§ **TASK GOAL**
Your task is to print all of the data below exactly, with no pictures included.

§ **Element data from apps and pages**
- Opening Delimiter -
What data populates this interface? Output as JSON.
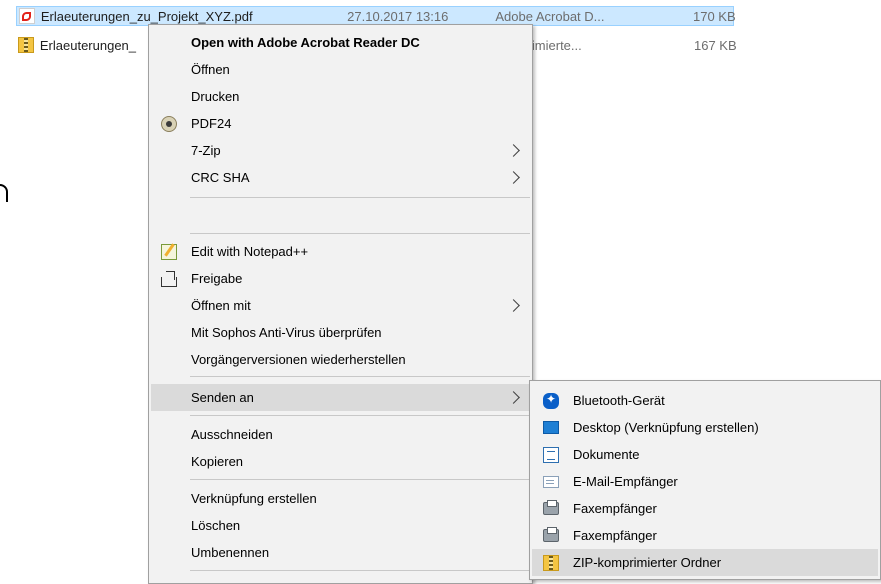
{
  "files": [
    {
      "name": "Erlaeuterungen_zu_Projekt_XYZ.pdf",
      "date": "27.10.2017 13:16",
      "type": "Adobe Acrobat D...",
      "size": "170 KB",
      "icon": "pdf-file-icon"
    },
    {
      "name": "Erlaeuterungen_",
      "date": "",
      "type": "komprimierte...",
      "size": "167 KB",
      "icon": "zip-folder-icon"
    }
  ],
  "context_menu": {
    "open_with_acrobat": "Open with Adobe Acrobat Reader DC",
    "oeffnen": "Öffnen",
    "drucken": "Drucken",
    "pdf24": "PDF24",
    "seven_zip": "7-Zip",
    "crc_sha": "CRC SHA",
    "edit_notepad": "Edit with Notepad++",
    "freigabe": "Freigabe",
    "oeffnen_mit": "Öffnen mit",
    "sophos": "Mit Sophos Anti-Virus überprüfen",
    "vorgaenger": "Vorgängerversionen wiederherstellen",
    "senden_an": "Senden an",
    "ausschneiden": "Ausschneiden",
    "kopieren": "Kopieren",
    "verknuepfung": "Verknüpfung erstellen",
    "loeschen": "Löschen",
    "umbenennen": "Umbenennen"
  },
  "send_to_menu": {
    "bluetooth": "Bluetooth-Gerät",
    "desktop": "Desktop (Verknüpfung erstellen)",
    "dokumente": "Dokumente",
    "email": "E-Mail-Empfänger",
    "fax1": "Faxempfänger",
    "fax2": "Faxempfänger",
    "zip": "ZIP-komprimierter Ordner"
  },
  "colors": {
    "selection_bg": "#cce8ff",
    "menu_bg": "#f2f2f2",
    "hover_bg": "#dadada",
    "pdf_red": "#e2231a"
  }
}
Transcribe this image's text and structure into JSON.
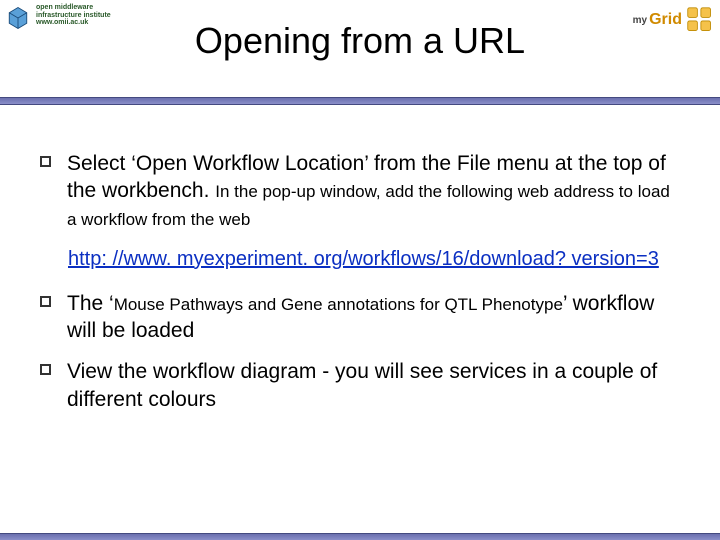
{
  "logos": {
    "left": {
      "line1": "open middleware",
      "line2": "infrastructure institute",
      "line3": "www.omii.ac.uk"
    },
    "right": {
      "prefix": "my",
      "main": "Grid"
    }
  },
  "title": "Opening from a URL",
  "bullets": [
    {
      "main": "Select ‘Open Workflow Location’ from the File menu at the top of the workbench. ",
      "tail_small": "In the pop-up window, add the following web address to load a workflow from the web"
    },
    {
      "main_pre": "The ‘",
      "main_mid_small": "Mouse Pathways and Gene annotations for QTL Phenotype",
      "main_post": "’ workflow will be loaded"
    },
    {
      "main": "View the workflow diagram - you will see services in a couple of different colours"
    }
  ],
  "link": "http: //www. myexperiment. org/workflows/16/download? version=3"
}
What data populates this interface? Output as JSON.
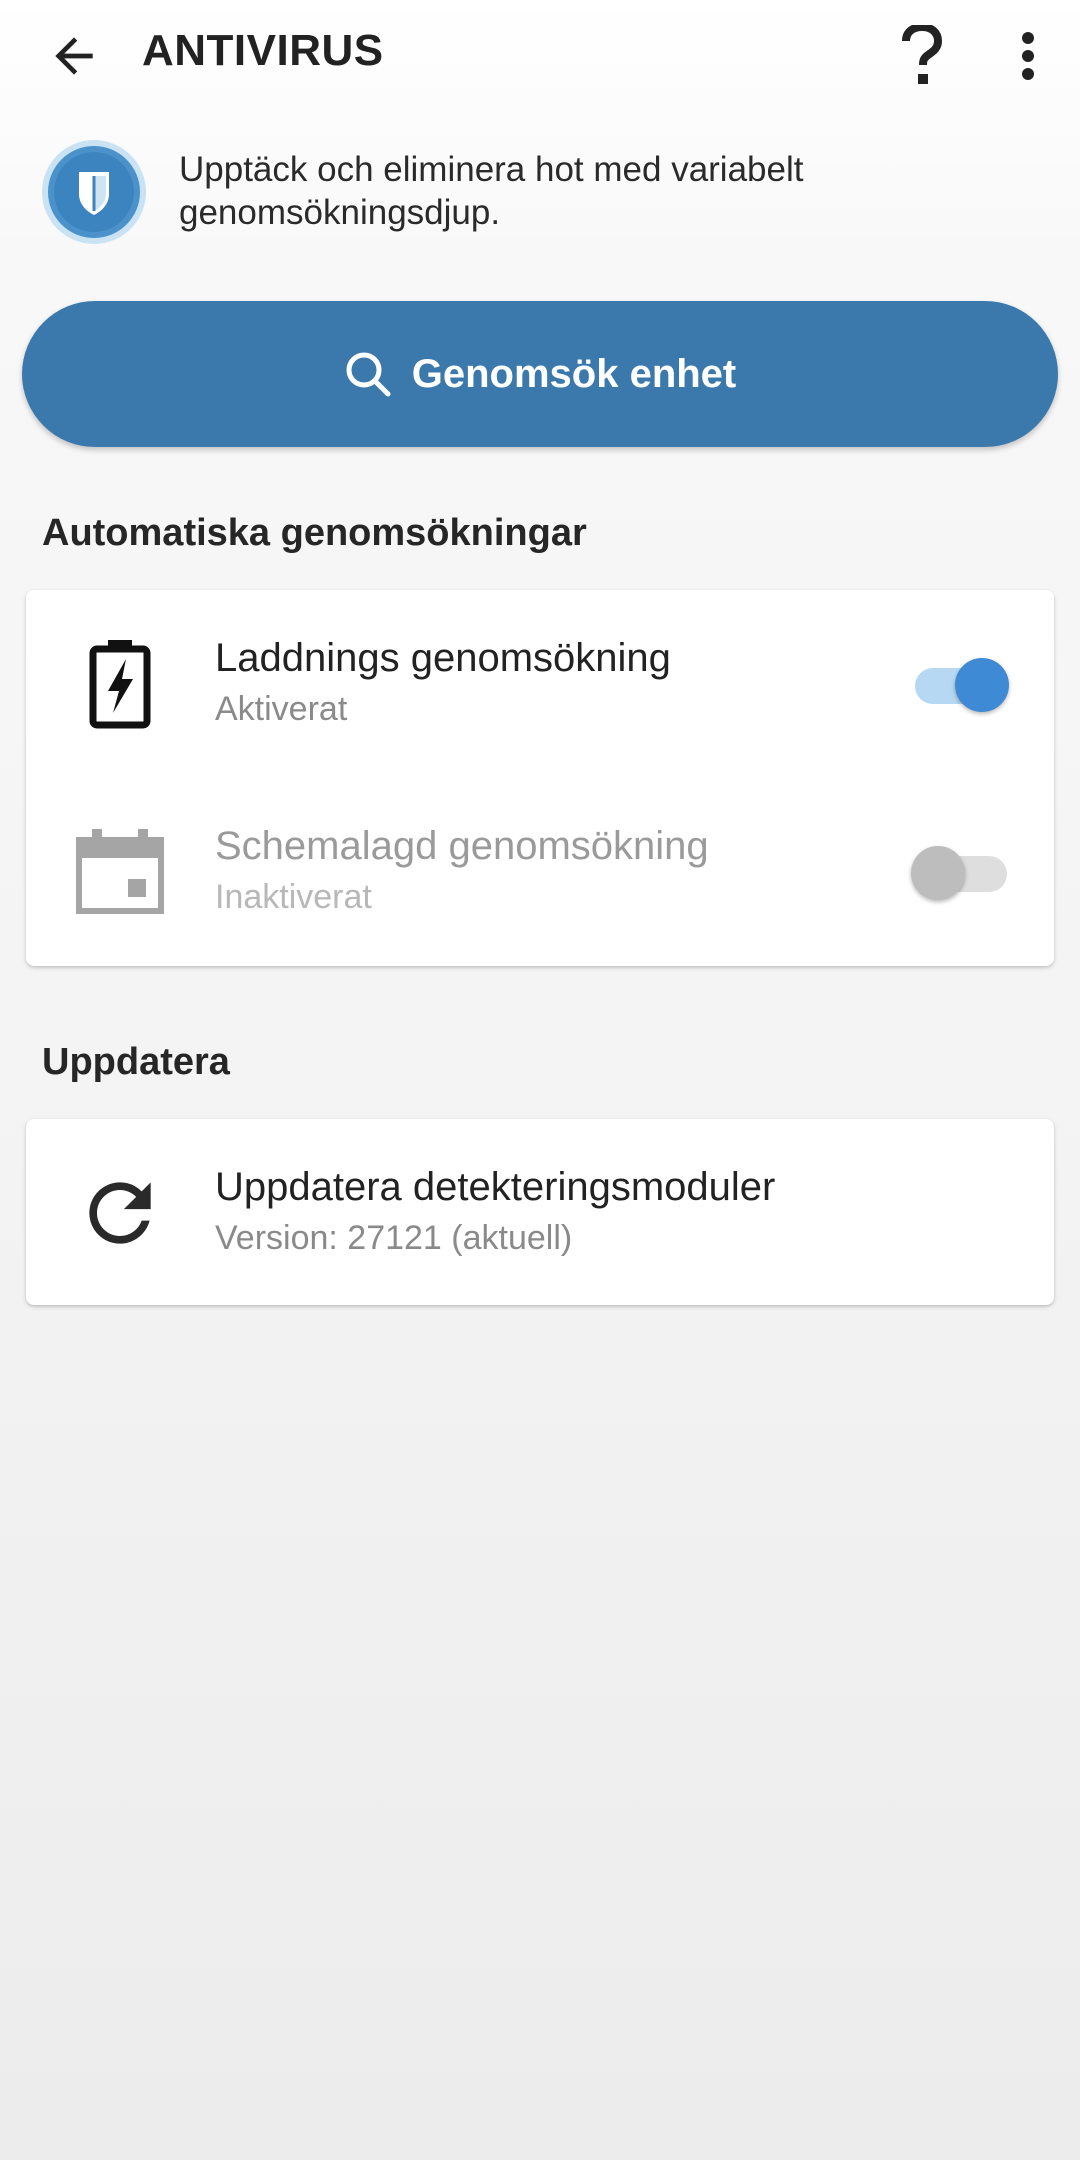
- Closing Delimiter -
§ **SOLUTION BELOW**
What data populates this interface? Output as JSON.
{
  "files": [
    {
      "name": "Erlaeuterungen_zu_Projekt_XYZ.pdf",
      "date": "27.10.2017 13:16",
      "type": "Adobe Acrobat D...",
      "size": "170 KB",
      "icon": "pdf-file-icon"
    },
    {
      "name": "Erlaeuterungen_",
      "date": "",
      "type": "komprimierte...",
      "size": "167 KB",
      "icon": "zip-folder-icon"
    }
  ],
  "context_menu": {
    "open_with_acrobat": "Open with Adobe Acrobat Reader DC",
    "oeffnen": "Öffnen",
    "drucken": "Drucken",
    "pdf24": "PDF24",
    "seven_zip": "7-Zip",
    "crc_sha": "CRC SHA",
    "edit_notepad": "Edit with Notepad++",
    "freigabe": "Freigabe",
    "oeffnen_mit": "Öffnen mit",
    "sophos": "Mit Sophos Anti-Virus überprüfen",
    "vorgaenger": "Vorgängerversionen wiederherstellen",
    "senden_an": "Senden an",
    "ausschneiden": "Ausschneiden",
    "kopieren": "Kopieren",
    "verknuepfung": "Verknüpfung erstellen",
    "loeschen": "Löschen",
    "umbenennen": "Umbenennen"
  },
  "send_to_menu": {
    "bluetooth": "Bluetooth-Gerät",
    "desktop": "Desktop (Verknüpfung erstellen)",
    "dokumente": "Dokumente",
    "email": "E-Mail-Empfänger",
    "fax1": "Faxempfänger",
    "fax2": "Faxempfänger",
    "zip": "ZIP-komprimierter Ordner"
  },
  "colors": {
    "selection_bg": "#cce8ff",
    "menu_bg": "#f2f2f2",
    "hover_bg": "#dadada",
    "pdf_red": "#e2231a"
  }
}
Transcribe this image's text and structure into JSON.
{
  "logos": {
    "left": {
      "line1": "open middleware",
      "line2": "infrastructure institute",
      "line3": "www.omii.ac.uk"
    },
    "right": {
      "prefix": "my",
      "main": "Grid"
    }
  },
  "title": "Opening from a URL",
  "bullets": [
    {
      "main": "Select ‘Open Workflow Location’ from the File menu at the top of the workbench. ",
      "tail_small": "In the pop-up window, add the following web address to load a workflow from the web"
    },
    {
      "main_pre": "The ‘",
      "main_mid_small": "Mouse Pathways and Gene annotations for QTL Phenotype",
      "main_post": "’ workflow will be loaded"
    },
    {
      "main": "View the workflow diagram - you will see services in a couple of different colours"
    }
  ],
  "link": "http: //www. myexperiment. org/workflows/16/download? version=3"
}
What data populates this interface? Output as JSON.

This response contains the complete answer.